▶ **Reading text**:
_ _ _ _

Bug #38694 | Race condition in replication thread shutdown | ||
---|---|---|---|
Submitted: | 9 Aug 2008 18:24 | Modified: | 19 May 2009 10:03 |
Reporter: | Mark Callaghan | Email Updates: | |
Status: | Closed | Impact on me: | |
Category: | MySQL Server: Replication | Severity: | S2 (Serious) |
Version: | 5.0.37, 5.0.68, 5.0.76-debug | OS: | Any |
Assigned to: | Andrei Elkin | CPU Architecture: | Any |
Tags: | replication, shutdown |
[9 Aug 2008 18:24]
Mark Callaghan
[9 Aug 2008 18:32]
Mark Callaghan
changed synopsis
[9 Aug 2008 19:08]
MySQL Verification Team
looks like bug #27675?
[9 Aug 2008 19:19]
Mark Callaghan
Yes, I think it is a duplicate. But it has more details on the cause of the failure.

_ _ _ _

▶ **Raw records**:
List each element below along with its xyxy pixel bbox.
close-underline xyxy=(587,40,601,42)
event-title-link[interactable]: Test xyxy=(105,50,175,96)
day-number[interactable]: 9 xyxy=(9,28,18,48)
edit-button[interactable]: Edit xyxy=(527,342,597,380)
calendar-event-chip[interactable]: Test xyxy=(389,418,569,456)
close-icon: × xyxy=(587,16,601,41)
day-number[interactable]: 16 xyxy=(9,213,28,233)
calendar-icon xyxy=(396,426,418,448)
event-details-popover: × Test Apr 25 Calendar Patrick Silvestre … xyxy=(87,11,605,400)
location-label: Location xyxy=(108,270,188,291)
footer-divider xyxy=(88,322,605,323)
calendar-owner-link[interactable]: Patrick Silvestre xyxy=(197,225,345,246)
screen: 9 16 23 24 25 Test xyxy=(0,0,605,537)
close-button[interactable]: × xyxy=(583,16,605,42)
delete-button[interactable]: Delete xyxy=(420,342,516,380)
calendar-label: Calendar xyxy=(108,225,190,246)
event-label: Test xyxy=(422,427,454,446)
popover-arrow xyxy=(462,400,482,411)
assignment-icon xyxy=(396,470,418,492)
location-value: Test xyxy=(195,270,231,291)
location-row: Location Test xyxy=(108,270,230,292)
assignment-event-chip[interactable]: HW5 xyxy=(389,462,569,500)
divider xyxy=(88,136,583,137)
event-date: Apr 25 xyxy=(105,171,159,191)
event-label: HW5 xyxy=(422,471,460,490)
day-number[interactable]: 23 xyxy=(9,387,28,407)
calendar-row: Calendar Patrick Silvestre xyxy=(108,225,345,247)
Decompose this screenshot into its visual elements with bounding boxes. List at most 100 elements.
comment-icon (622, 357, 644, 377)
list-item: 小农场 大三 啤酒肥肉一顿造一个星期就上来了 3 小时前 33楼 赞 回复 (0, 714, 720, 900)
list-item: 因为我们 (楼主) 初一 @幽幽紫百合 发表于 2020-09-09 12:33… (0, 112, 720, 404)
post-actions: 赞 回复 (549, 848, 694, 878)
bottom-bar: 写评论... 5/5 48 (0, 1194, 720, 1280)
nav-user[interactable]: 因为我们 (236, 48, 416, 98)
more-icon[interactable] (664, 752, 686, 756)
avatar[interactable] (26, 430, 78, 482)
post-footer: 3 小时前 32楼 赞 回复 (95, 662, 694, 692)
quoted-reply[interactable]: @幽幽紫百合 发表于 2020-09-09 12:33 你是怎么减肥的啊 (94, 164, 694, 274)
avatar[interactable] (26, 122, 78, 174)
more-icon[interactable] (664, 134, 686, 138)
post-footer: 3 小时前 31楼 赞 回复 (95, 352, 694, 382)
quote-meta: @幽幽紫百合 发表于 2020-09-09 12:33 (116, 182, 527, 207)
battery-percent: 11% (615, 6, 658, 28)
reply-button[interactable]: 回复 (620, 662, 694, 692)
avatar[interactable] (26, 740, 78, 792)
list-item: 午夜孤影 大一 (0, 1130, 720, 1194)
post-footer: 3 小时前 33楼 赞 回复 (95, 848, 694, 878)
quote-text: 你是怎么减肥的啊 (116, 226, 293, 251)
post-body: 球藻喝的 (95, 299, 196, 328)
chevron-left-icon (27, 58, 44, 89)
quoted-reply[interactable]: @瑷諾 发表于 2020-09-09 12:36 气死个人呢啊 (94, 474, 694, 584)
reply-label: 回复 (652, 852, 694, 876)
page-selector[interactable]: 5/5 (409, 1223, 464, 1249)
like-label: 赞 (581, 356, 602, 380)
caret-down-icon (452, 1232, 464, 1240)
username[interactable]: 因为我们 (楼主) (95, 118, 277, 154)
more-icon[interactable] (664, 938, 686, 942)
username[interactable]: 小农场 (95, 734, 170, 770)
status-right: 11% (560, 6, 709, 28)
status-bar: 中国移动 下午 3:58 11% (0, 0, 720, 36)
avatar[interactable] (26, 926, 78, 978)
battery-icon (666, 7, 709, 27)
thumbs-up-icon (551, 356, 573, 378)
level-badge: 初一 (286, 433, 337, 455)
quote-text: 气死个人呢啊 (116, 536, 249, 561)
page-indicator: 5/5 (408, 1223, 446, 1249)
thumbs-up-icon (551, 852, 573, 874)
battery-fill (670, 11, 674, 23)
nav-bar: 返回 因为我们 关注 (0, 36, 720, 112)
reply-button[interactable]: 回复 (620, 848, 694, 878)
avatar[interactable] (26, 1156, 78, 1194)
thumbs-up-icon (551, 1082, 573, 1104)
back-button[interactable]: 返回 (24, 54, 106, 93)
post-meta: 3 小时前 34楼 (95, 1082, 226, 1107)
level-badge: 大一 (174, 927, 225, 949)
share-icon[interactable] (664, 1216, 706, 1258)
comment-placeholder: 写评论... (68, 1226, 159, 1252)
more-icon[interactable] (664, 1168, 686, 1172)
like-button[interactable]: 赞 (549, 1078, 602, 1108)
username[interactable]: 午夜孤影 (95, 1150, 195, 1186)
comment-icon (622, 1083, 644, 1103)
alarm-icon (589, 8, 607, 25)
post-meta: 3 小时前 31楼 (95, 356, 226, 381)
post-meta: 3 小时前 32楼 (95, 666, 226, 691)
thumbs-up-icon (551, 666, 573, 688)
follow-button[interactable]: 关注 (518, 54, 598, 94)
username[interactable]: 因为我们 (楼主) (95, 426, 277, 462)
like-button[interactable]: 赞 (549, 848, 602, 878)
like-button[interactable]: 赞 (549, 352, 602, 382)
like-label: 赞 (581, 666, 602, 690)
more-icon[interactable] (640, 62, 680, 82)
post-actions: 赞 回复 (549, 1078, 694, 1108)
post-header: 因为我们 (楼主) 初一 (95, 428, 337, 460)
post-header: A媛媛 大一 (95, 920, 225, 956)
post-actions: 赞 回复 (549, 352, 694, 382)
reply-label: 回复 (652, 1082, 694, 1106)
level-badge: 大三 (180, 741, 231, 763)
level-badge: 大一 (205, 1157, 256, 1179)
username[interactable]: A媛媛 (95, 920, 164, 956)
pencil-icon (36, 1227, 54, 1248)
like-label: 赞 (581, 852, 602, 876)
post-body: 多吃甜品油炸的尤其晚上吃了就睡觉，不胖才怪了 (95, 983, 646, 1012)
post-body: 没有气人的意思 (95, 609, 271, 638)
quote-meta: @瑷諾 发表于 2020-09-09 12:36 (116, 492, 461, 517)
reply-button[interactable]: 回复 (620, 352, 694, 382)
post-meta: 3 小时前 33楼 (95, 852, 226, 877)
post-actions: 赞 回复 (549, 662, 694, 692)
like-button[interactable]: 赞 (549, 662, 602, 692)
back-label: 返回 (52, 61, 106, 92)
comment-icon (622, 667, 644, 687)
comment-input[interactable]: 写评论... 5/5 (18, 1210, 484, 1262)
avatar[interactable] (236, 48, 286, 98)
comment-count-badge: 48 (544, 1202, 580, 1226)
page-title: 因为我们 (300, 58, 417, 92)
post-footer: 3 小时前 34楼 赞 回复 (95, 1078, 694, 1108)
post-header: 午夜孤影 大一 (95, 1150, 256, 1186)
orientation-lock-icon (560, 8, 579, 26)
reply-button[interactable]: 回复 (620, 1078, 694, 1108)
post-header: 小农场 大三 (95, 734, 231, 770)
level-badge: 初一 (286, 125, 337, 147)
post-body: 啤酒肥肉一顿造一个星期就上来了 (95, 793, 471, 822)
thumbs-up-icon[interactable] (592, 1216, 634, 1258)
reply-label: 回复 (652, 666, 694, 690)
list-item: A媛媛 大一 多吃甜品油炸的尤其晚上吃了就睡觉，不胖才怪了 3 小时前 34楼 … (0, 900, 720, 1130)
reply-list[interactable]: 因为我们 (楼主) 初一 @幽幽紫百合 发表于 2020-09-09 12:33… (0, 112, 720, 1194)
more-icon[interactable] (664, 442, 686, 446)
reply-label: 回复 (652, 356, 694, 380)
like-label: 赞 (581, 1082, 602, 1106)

_ _ _ _

▶ **Given task A**:
In the bug report on the race condition in replication thread shutdown, to whom is the bug assigned?
▶ **Given task B**:
Resume the bug report on the replication thread shutdown race condition, picking up after its last comment.

▶ **Final result A**:
Andrei Elkin

▶ **Final result B**:
[11 Aug 2008 8:41]
MySQL Verification Team
Thanks for the analysis Mark. Verified. Build a --debug=full slave with a small patch to put a sleep before unlocking rli->run_lock. Start the slave with --skip-innodb --server-id=1 So in handle_slave_io we have this: printf("sleeping before unlocking!\n"); sleep(10); pthread_mutex_unlock(&rli->run_lock); // tell the world we are done then run inserts against the master. While this happens, run mysqladmin shutdown on the slave. crash happens on the line pthread_mutex_unlock(&rli->run_lock); mysqld.exe!handle_slave_sql(void * arg=0x04e0bf50) Line 4108 mysqld.exe!pthread_start(void * param=0x04d7ffc8) Line 85 mysqld.exe!_callthreadstart() Line 293 mysqld.exe!_threadstart(void * ptd=0x05d66530) Line 277
[3 Dec 2008 9:04]
Mats Kindahl
Is this bug verified towards 5.1 or 5.0? I suspect it is already fixed in 5.1.
[17 Jan 2009 16:10]
MySQL Verification Team
crashes in 5.0.76-debug: safe_mutex: Trying to destroy a mutex that was locked at slave.cc, line 3835 at slave.h, line 462 0x81c15d4 handle_segfault + 671 0x110416 (?) 0xb4b028 (?) 0x84bb181 safe_mutex_destroy + 162 0x831e504 st_master_info::~st_master_info() + 38 0x831deac end_slave() + 214 0x81c577b close_connections() + 1172 0x81c5bce kill_server(void*) + 451 0x81c5c15 kill_server_thread + 23 0xcc232f (?) I couldn't repeat this in 5.1.31.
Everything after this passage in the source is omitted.